GIVEN TASK >> Reproduce the listing below without any change.

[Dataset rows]
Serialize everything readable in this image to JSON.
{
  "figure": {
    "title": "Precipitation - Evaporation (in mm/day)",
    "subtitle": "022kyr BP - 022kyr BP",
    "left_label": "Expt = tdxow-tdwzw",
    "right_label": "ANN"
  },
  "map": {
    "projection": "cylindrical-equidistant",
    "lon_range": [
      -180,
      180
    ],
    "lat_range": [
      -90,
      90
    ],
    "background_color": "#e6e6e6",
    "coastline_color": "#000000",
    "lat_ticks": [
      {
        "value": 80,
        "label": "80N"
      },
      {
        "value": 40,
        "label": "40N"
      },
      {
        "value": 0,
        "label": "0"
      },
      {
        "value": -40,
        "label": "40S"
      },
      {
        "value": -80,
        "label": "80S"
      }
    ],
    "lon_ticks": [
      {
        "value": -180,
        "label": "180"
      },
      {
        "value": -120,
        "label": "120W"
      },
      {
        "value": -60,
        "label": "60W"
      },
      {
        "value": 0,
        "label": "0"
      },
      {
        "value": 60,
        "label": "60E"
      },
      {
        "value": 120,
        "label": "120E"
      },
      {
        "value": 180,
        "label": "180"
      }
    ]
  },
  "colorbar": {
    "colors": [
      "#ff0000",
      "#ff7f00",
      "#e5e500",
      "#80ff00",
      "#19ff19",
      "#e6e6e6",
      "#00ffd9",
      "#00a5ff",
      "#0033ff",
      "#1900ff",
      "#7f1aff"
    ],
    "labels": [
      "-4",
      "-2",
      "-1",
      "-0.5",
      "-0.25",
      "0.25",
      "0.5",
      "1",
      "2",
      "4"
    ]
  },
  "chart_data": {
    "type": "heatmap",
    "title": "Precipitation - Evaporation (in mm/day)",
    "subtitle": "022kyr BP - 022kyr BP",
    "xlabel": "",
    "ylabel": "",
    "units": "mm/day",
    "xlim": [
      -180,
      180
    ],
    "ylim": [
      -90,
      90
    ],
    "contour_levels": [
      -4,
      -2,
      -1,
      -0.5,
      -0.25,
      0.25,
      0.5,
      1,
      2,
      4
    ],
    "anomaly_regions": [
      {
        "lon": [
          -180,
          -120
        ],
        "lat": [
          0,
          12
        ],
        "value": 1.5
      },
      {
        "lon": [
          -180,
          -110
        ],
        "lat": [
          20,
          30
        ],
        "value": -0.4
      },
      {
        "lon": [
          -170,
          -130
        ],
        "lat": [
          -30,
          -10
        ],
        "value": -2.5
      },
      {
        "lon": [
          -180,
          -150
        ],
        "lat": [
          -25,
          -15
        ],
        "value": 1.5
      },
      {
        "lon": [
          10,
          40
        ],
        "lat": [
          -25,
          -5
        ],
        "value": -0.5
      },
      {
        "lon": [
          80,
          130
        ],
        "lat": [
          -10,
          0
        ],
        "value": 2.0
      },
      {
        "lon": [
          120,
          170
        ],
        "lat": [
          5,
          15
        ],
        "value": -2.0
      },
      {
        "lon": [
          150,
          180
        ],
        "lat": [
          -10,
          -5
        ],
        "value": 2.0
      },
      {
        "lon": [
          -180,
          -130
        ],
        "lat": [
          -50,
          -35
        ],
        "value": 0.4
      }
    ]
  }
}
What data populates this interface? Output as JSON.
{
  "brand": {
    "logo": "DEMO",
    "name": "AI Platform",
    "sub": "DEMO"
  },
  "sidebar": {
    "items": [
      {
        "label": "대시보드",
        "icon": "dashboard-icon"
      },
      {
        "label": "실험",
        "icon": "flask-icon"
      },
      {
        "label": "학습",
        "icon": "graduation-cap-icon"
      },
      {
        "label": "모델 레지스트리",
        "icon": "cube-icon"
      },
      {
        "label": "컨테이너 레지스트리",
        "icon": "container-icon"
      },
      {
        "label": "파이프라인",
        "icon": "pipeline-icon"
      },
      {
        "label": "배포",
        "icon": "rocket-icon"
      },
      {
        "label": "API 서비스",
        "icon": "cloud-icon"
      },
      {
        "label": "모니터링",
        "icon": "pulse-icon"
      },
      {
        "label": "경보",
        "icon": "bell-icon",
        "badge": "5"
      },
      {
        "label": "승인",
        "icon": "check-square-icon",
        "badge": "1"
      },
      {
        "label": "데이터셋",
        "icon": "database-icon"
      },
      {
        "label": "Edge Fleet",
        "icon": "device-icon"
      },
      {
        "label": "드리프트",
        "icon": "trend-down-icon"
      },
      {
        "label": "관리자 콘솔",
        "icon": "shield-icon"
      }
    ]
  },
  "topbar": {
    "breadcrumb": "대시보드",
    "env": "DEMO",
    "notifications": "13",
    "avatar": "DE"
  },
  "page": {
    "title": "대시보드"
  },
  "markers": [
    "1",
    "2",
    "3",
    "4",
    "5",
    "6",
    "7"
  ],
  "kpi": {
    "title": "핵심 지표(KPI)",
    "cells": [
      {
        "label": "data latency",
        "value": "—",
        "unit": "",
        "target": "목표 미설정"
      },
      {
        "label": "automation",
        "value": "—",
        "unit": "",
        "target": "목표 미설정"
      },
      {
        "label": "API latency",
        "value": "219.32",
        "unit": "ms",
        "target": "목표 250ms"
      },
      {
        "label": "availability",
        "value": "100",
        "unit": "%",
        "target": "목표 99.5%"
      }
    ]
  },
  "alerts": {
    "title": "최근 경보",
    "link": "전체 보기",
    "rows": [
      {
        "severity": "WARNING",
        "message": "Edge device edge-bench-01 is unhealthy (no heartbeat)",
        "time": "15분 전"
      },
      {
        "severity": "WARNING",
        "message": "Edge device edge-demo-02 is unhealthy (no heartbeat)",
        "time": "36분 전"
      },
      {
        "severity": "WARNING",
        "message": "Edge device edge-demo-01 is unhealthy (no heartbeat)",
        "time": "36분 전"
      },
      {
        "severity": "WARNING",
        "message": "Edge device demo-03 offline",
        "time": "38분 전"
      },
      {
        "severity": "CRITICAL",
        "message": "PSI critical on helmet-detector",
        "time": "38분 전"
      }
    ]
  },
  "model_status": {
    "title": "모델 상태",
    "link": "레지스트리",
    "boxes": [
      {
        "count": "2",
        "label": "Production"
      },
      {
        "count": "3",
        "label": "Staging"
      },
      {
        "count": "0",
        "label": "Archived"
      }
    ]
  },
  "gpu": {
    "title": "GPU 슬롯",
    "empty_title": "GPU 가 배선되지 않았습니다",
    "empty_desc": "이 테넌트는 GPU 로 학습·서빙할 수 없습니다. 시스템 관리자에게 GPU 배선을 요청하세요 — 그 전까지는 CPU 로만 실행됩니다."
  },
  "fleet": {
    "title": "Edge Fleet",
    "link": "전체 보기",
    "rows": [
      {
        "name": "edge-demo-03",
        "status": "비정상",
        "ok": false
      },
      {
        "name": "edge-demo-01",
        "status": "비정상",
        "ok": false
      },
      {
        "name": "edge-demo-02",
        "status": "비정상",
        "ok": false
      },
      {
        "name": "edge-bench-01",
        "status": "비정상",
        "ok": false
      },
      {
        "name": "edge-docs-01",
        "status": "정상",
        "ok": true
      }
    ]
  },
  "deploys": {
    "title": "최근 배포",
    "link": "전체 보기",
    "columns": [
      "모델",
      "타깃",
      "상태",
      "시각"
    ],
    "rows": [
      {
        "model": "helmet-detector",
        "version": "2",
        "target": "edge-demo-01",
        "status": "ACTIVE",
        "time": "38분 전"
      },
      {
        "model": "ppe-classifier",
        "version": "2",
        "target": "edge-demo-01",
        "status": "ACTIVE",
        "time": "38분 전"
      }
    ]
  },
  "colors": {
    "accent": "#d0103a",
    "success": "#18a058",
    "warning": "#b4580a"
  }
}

FULL SOLUTION >>
Serialize everything readable in this image to JSON.
{
  "figure": {
    "title": "Precipitation - Evaporation (in mm/day)",
    "subtitle": "022kyr BP - 022kyr BP",
    "left_label": "Expt = tdxow-tdwzw",
    "right_label": "ANN"
  },
  "map": {
    "projection": "cylindrical-equidistant",
    "lon_range": [
      -180,
      180
    ],
    "lat_range": [
      -90,
      90
    ],
    "background_color": "#e6e6e6",
    "coastline_color": "#000000",
    "lat_ticks": [
      {
        "value": 80,
        "label": "80N"
      },
      {
        "value": 40,
        "label": "40N"
      },
      {
        "value": 0,
        "label": "0"
      },
      {
        "value": -40,
        "label": "40S"
      },
      {
        "value": -80,
        "label": "80S"
      }
    ],
    "lon_ticks": [
      {
        "value": -180,
        "label": "180"
      },
      {
        "value": -120,
        "label": "120W"
      },
      {
        "value": -60,
        "label": "60W"
      },
      {
        "value": 0,
        "label": "0"
      },
      {
        "value": 60,
        "label": "60E"
      },
      {
        "value": 120,
        "label": "120E"
      },
      {
        "value": 180,
        "label": "180"
      }
    ]
  },
  "colorbar": {
    "colors": [
      "#ff0000",
      "#ff7f00",
      "#e5e500",
      "#80ff00",
      "#19ff19",
      "#e6e6e6",
      "#00ffd9",
      "#00a5ff",
      "#0033ff",
      "#1900ff",
      "#7f1aff"
    ],
    "labels": [
      "-4",
      "-2",
      "-1",
      "-0.5",
      "-0.25",
      "0.25",
      "0.5",
      "1",
      "2",
      "4"
    ]
  },
  "chart_data": {
    "type": "heatmap",
    "title": "Precipitation - Evaporation (in mm/day)",
    "subtitle": "022kyr BP - 022kyr BP",
    "xlabel": "",
    "ylabel": "",
    "units": "mm/day",
    "xlim": [
      -180,
      180
    ],
    "ylim": [
      -90,
      90
    ],
    "contour_levels": [
      -4,
      -2,
      -1,
      -0.5,
      -0.25,
      0.25,
      0.5,
      1,
      2,
      4
    ],
    "anomaly_regions": [
      {
        "lon": [
          -180,
          -120
        ],
        "lat": [
          0,
          12
        ],
        "value": 1.5
      },
      {
        "lon": [
          -180,
          -110
        ],
        "lat": [
          20,
          30
        ],
        "value": -0.4
      },
      {
        "lon": [
          -170,
          -130
        ],
        "lat": [
          -30,
          -10
        ],
        "value": -2.5
      },
      {
        "lon": [
          -180,
          -150
        ],
        "lat": [
          -25,
          -15
        ],
        "value": 1.5
      },
      {
        "lon": [
          10,
          40
        ],
        "lat": [
          -25,
          -5
        ],
        "value": -0.5
      },
      {
        "lon": [
          80,
          130
        ],
        "lat": [
          -10,
          0
        ],
        "value": 2.0
      },
      {
        "lon": [
          120,
          170
        ],
        "lat": [
          5,
          15
        ],
        "value": -2.0
      },
      {
        "lon": [
          150,
          180
        ],
        "lat": [
          -10,
          -5
        ],
        "value": 2.0
      },
      {
        "lon": [
          -180,
          -130
        ],
        "lat": [
          -50,
          -35
        ],
        "value": 0.4
      }
    ]
  }
}
What data populates this interface? Output as JSON.
{
  "brand": {
    "logo": "DEMO",
    "name": "AI Platform",
    "sub": "DEMO"
  },
  "sidebar": {
    "items": [
      {
        "label": "대시보드",
        "icon": "dashboard-icon"
      },
      {
        "label": "실험",
        "icon": "flask-icon"
      },
      {
        "label": "학습",
        "icon": "graduation-cap-icon"
      },
      {
        "label": "모델 레지스트리",
        "icon": "cube-icon"
      },
      {
        "label": "컨테이너 레지스트리",
        "icon": "container-icon"
      },
      {
        "label": "파이프라인",
        "icon": "pipeline-icon"
      },
      {
        "label": "배포",
        "icon": "rocket-icon"
      },
      {
        "label": "API 서비스",
        "icon": "cloud-icon"
      },
      {
        "label": "모니터링",
        "icon": "pulse-icon"
      },
      {
        "label": "경보",
        "icon": "bell-icon",
        "badge": "5"
      },
      {
        "label": "승인",
        "icon": "check-square-icon",
        "badge": "1"
      },
      {
        "label": "데이터셋",
        "icon": "database-icon"
      },
      {
        "label": "Edge Fleet",
        "icon": "device-icon"
      },
      {
        "label": "드리프트",
        "icon": "trend-down-icon"
      },
      {
        "label": "관리자 콘솔",
        "icon": "shield-icon"
      }
    ]
  },
  "topbar": {
    "breadcrumb": "대시보드",
    "env": "DEMO",
    "notifications": "13",
    "avatar": "DE"
  },
  "page": {
    "title": "대시보드"
  },
  "markers": [
    "1",
    "2",
    "3",
    "4",
    "5",
    "6",
    "7"
  ],
  "kpi": {
    "title": "핵심 지표(KPI)",
    "cells": [
      {
        "label": "data latency",
        "value": "—",
        "unit": "",
        "target": "목표 미설정"
      },
      {
        "label": "automation",
        "value": "—",
        "unit": "",
        "target": "목표 미설정"
      },
      {
        "label": "API latency",
        "value": "219.32",
        "unit": "ms",
        "target": "목표 250ms"
      },
      {
        "label": "availability",
        "value": "100",
        "unit": "%",
        "target": "목표 99.5%"
      }
    ]
  },
  "alerts": {
    "title": "최근 경보",
    "link": "전체 보기",
    "rows": [
      {
        "severity": "WARNING",
        "message": "Edge device edge-bench-01 is unhealthy (no heartbeat)",
        "time": "15분 전"
      },
      {
        "severity": "WARNING",
        "message": "Edge device edge-demo-02 is unhealthy (no heartbeat)",
        "time": "36분 전"
      },
      {
        "severity": "WARNING",
        "message": "Edge device edge-demo-01 is unhealthy (no heartbeat)",
        "time": "36분 전"
      },
      {
        "severity": "WARNING",
        "message": "Edge device demo-03 offline",
        "time": "38분 전"
      },
      {
        "severity": "CRITICAL",
        "message": "PSI critical on helmet-detector",
        "time": "38분 전"
      }
    ]
  },
  "model_status": {
    "title": "모델 상태",
    "link": "레지스트리",
    "boxes": [
      {
        "count": "2",
        "label": "Production"
      },
      {
        "count": "3",
        "label": "Staging"
      },
      {
        "count": "0",
        "label": "Archived"
      }
    ]
  },
  "gpu": {
    "title": "GPU 슬롯",
    "empty_title": "GPU 가 배선되지 않았습니다",
    "empty_desc": "이 테넌트는 GPU 로 학습·서빙할 수 없습니다. 시스템 관리자에게 GPU 배선을 요청하세요 — 그 전까지는 CPU 로만 실행됩니다."
  },
  "fleet": {
    "title": "Edge Fleet",
    "link": "전체 보기",
    "rows": [
      {
        "name": "edge-demo-03",
        "status": "비정상",
        "ok": false
      },
      {
        "name": "edge-demo-01",
        "status": "비정상",
        "ok": false
      },
      {
        "name": "edge-demo-02",
        "status": "비정상",
        "ok": false
      },
      {
        "name": "edge-bench-01",
        "status": "비정상",
        "ok": false
      },
      {
        "name": "edge-docs-01",
        "status": "정상",
        "ok": true
      }
    ]
  },
  "deploys": {
    "title": "최근 배포",
    "link": "전체 보기",
    "columns": [
      "모델",
      "타깃",
      "상태",
      "시각"
    ],
    "rows": [
      {
        "model": "helmet-detector",
        "version": "2",
        "target": "edge-demo-01",
        "status": "ACTIVE",
        "time": "38분 전"
      },
      {
        "model": "ppe-classifier",
        "version": "2",
        "target": "edge-demo-01",
        "status": "ACTIVE",
        "time": "38분 전"
      }
    ]
  },
  "colors": {
    "accent": "#d0103a",
    "success": "#18a058",
    "warning": "#b4580a"
  }
}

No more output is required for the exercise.